▸ Given request: Count how many lines hold the string "title", and give only that number.

■ ■ ■

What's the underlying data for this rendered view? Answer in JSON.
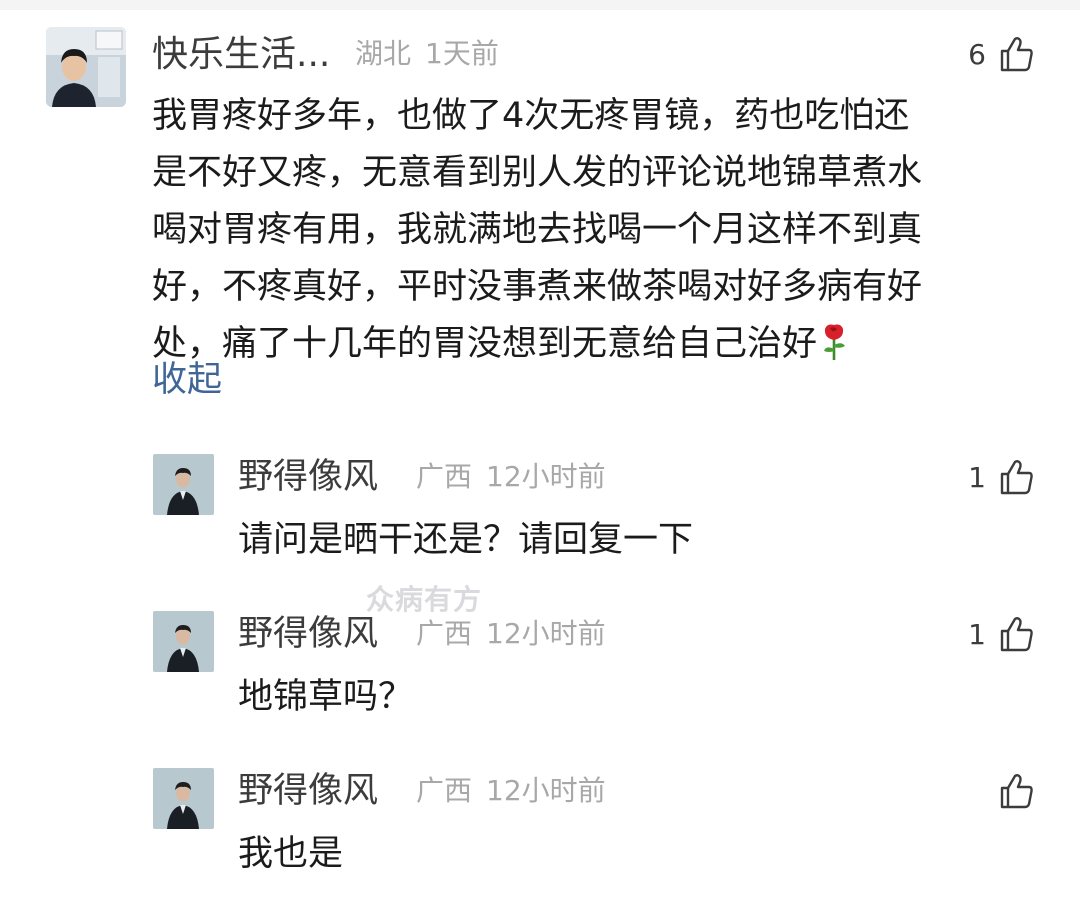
{
  "main_comment": {
    "author": "快乐生活...",
    "location": "湖北",
    "time": "1天前",
    "likes": "6",
    "text": "我胃疼好多年，也做了4次无疼胃镜，药也吃怕还\n是不好又疼，无意看到别人发的评论说地锦草煮水\n喝对胃疼有用，我就满地去找喝一个月这样不到真\n好，不疼真好，平时没事煮来做茶喝对好多病有好\n处，痛了十几年的胃没想到无意给自己治好",
    "emoji": "rose-icon",
    "collapse_label": "收起"
  },
  "replies": [
    {
      "author": "野得像风",
      "location": "广西",
      "time": "12小时前",
      "likes": "1",
      "text": "请问是晒干还是？请回复一下"
    },
    {
      "author": "野得像风",
      "location": "广西",
      "time": "12小时前",
      "likes": "1",
      "text": "地锦草吗？"
    },
    {
      "author": "野得像风",
      "location": "广西",
      "time": "12小时前",
      "likes": "",
      "text": "我也是"
    }
  ],
  "watermark": "众病有方",
  "icons": {
    "like": "thumbs-up-icon",
    "avatar_main": "user-avatar",
    "avatar_reply": "user-avatar"
  },
  "colors": {
    "name": "#3c3c3c",
    "meta": "#a8a8a8",
    "body": "#1b1b1b",
    "link": "#3f6697"
  }
}
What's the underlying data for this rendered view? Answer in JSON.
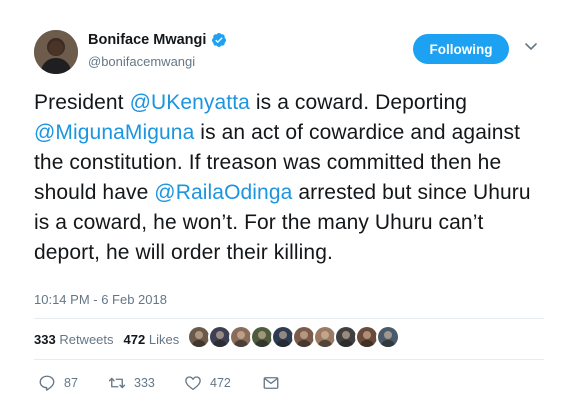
{
  "author": {
    "display_name": "Boniface Mwangi",
    "handle": "@bonifacemwangi",
    "verified": true
  },
  "follow_button": {
    "label": "Following"
  },
  "tweet": {
    "segments": [
      {
        "text": "President ",
        "type": "text"
      },
      {
        "text": "@UKenyatta",
        "type": "mention"
      },
      {
        "text": " is a coward. Deporting ",
        "type": "text"
      },
      {
        "text": "@MigunaMiguna",
        "type": "mention"
      },
      {
        "text": " is an act of cowardice and against the constitution. If treason was committed then he should have ",
        "type": "text"
      },
      {
        "text": "@RailaOdinga",
        "type": "mention"
      },
      {
        "text": " arrested but since Uhuru is a coward, he won’t. For the many Uhuru can’t deport, he will order their killing.",
        "type": "text"
      }
    ],
    "timestamp": "10:14 PM - 6 Feb 2018"
  },
  "stats": {
    "retweets_count": "333",
    "retweets_label": "Retweets",
    "likes_count": "472",
    "likes_label": "Likes"
  },
  "likers": {
    "count_shown": 10,
    "colors": [
      "#6b5a4a",
      "#3d3f52",
      "#8a6d58",
      "#4f5b3f",
      "#2f3b4f",
      "#7d5b4a",
      "#9a7a63",
      "#3f3f3f",
      "#6a4b3a",
      "#4a5a6a"
    ]
  },
  "actions": {
    "reply_count": "87",
    "retweet_count": "333",
    "like_count": "472"
  },
  "colors": {
    "accent": "#1da1f2",
    "mention": "#1b95e0",
    "muted": "#657786",
    "text": "#14171a"
  }
}
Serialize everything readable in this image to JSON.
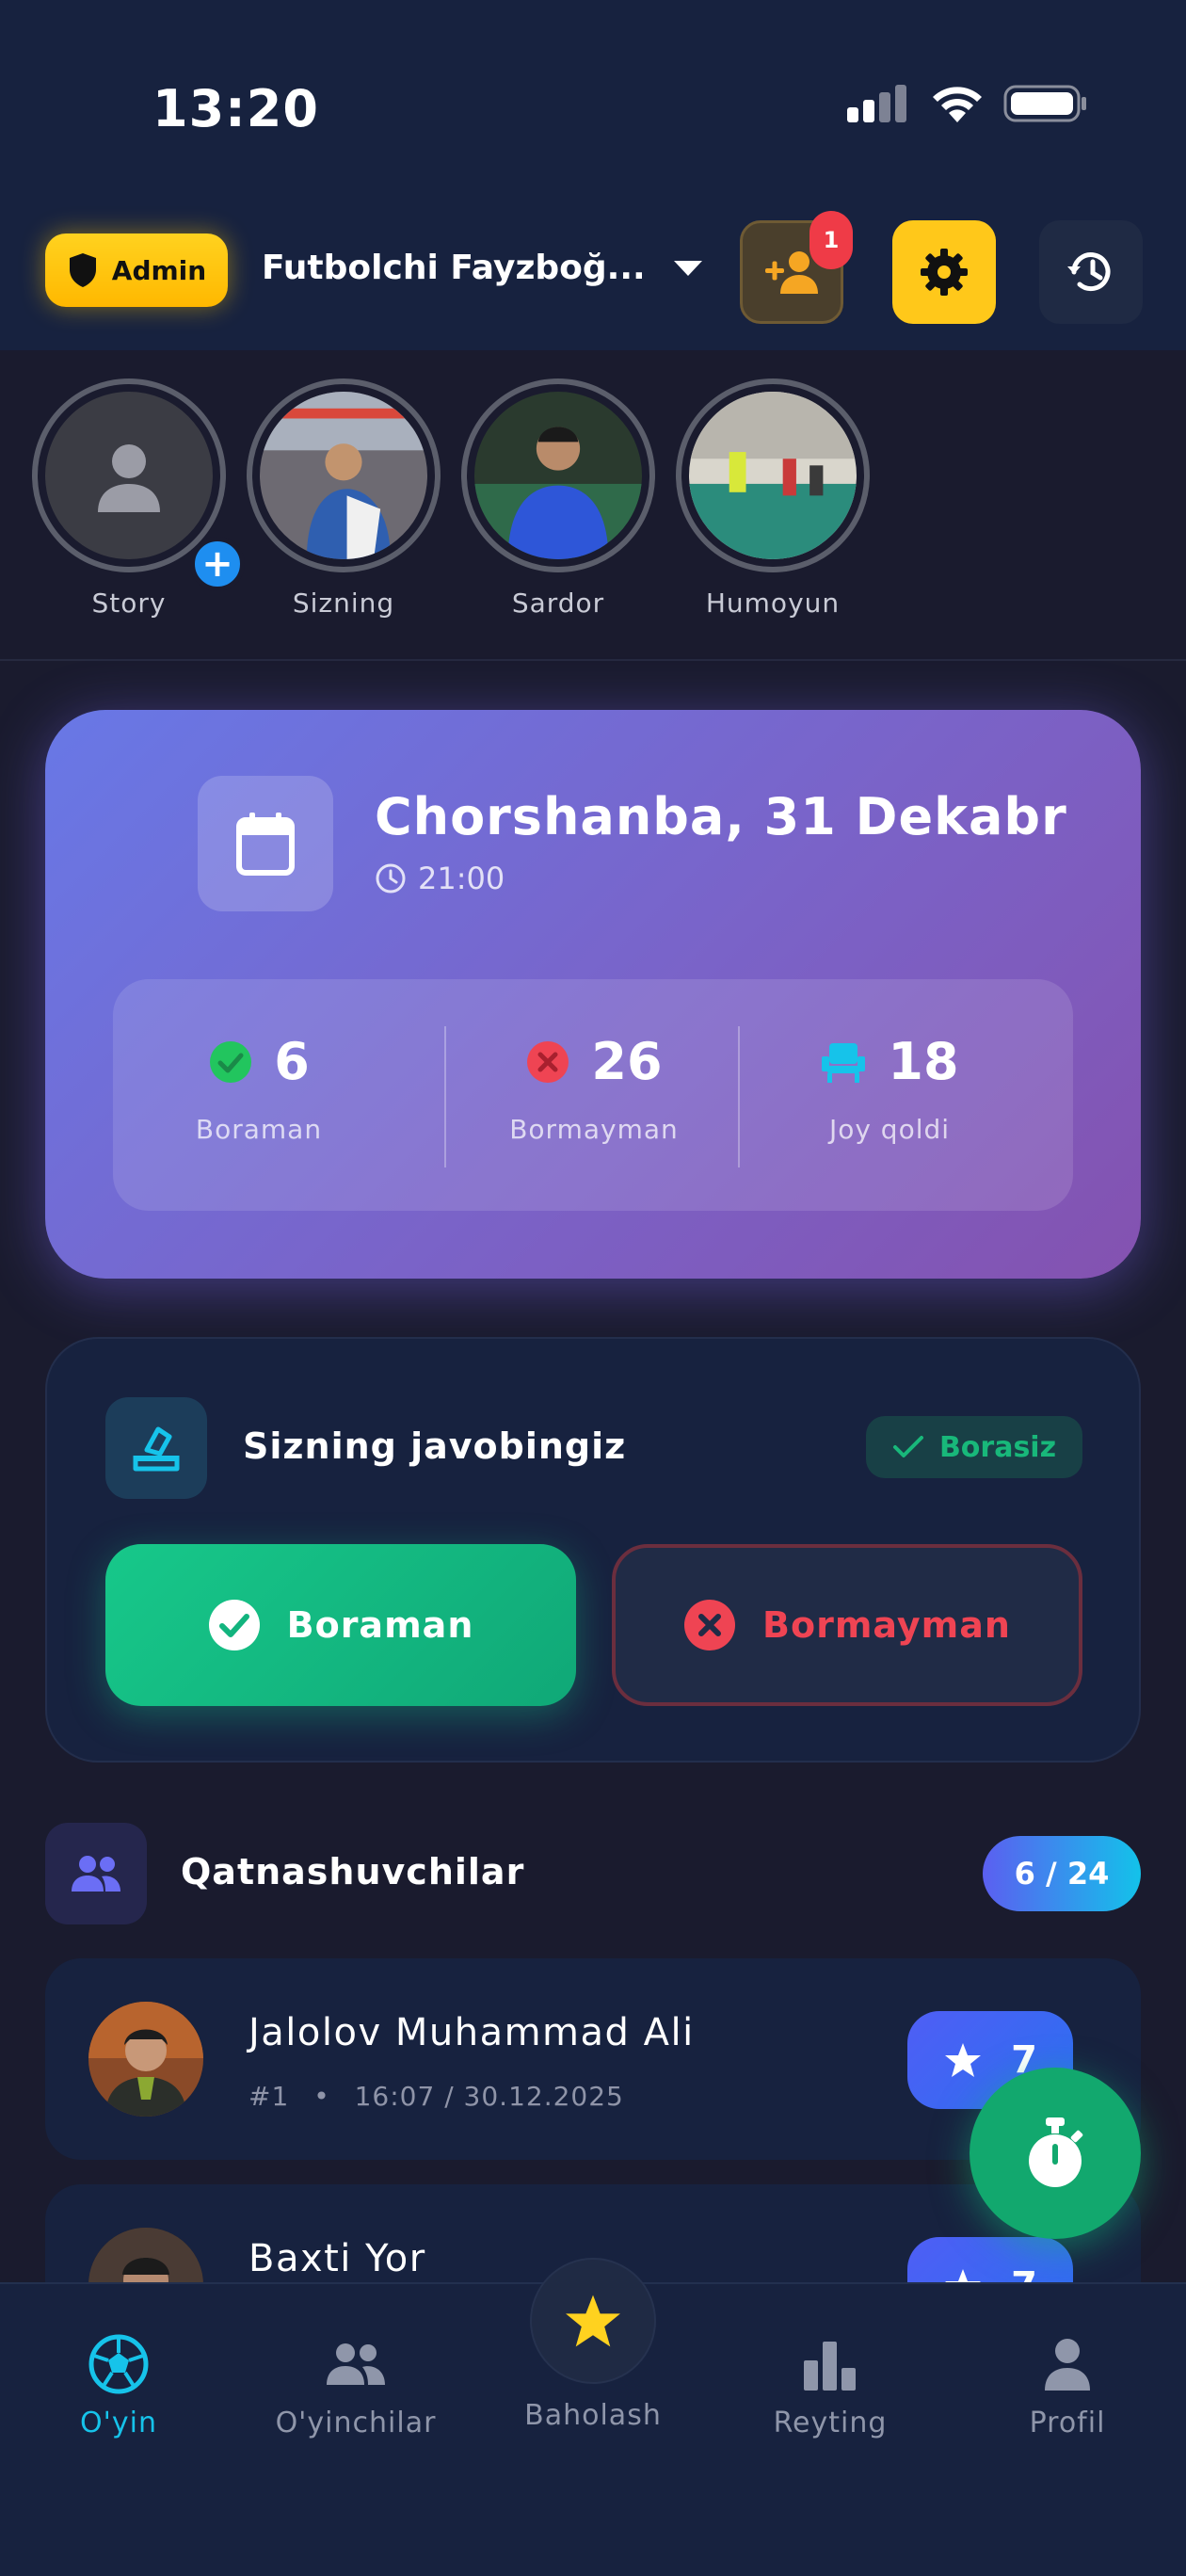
{
  "status_bar": {
    "time": "13:20"
  },
  "header": {
    "role_badge": "Admin",
    "team_name": "Futbolchi Fayzboğ...",
    "requests_count": "1"
  },
  "stories": [
    {
      "name": "Story"
    },
    {
      "name": "Sizning"
    },
    {
      "name": "Sardor"
    },
    {
      "name": "Humoyun"
    }
  ],
  "event": {
    "date": "Chorshanba, 31 Dekabr",
    "time": "21:00",
    "stats": [
      {
        "value": "6",
        "label": "Boraman",
        "color": "#22c55e"
      },
      {
        "value": "26",
        "label": "Bormayman",
        "color": "#ef4453"
      },
      {
        "value": "18",
        "label": "Joy qoldi",
        "color": "#16c3ea"
      }
    ]
  },
  "answer": {
    "title": "Sizning javobingiz",
    "status": "Borasiz",
    "yes_label": "Boraman",
    "no_label": "Bormayman"
  },
  "participants": {
    "title": "Qatnashuvchilar",
    "count": "6 / 24",
    "rows": [
      {
        "name": "Jalolov Muhammad Ali",
        "number": "#1",
        "meta": "16:07 / 30.12.2025",
        "rating": "7"
      },
      {
        "name": "Baxti Yor",
        "number": "",
        "meta": "",
        "rating": "7"
      }
    ]
  },
  "nav": {
    "items": [
      {
        "label": "O'yin",
        "icon": "soccer-ball-icon"
      },
      {
        "label": "O'yinchilar",
        "icon": "players-icon"
      },
      {
        "label": "Baholash",
        "icon": "star-icon"
      },
      {
        "label": "Reyting",
        "icon": "bar-chart-icon"
      },
      {
        "label": "Profil",
        "icon": "person-icon"
      }
    ]
  },
  "colors": {
    "accent_cyan": "#16c3ea",
    "accent_green": "#12a86e",
    "accent_yellow": "#ffc81a",
    "danger": "#ef4453"
  }
}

■ ■ ■

▸ In response: 2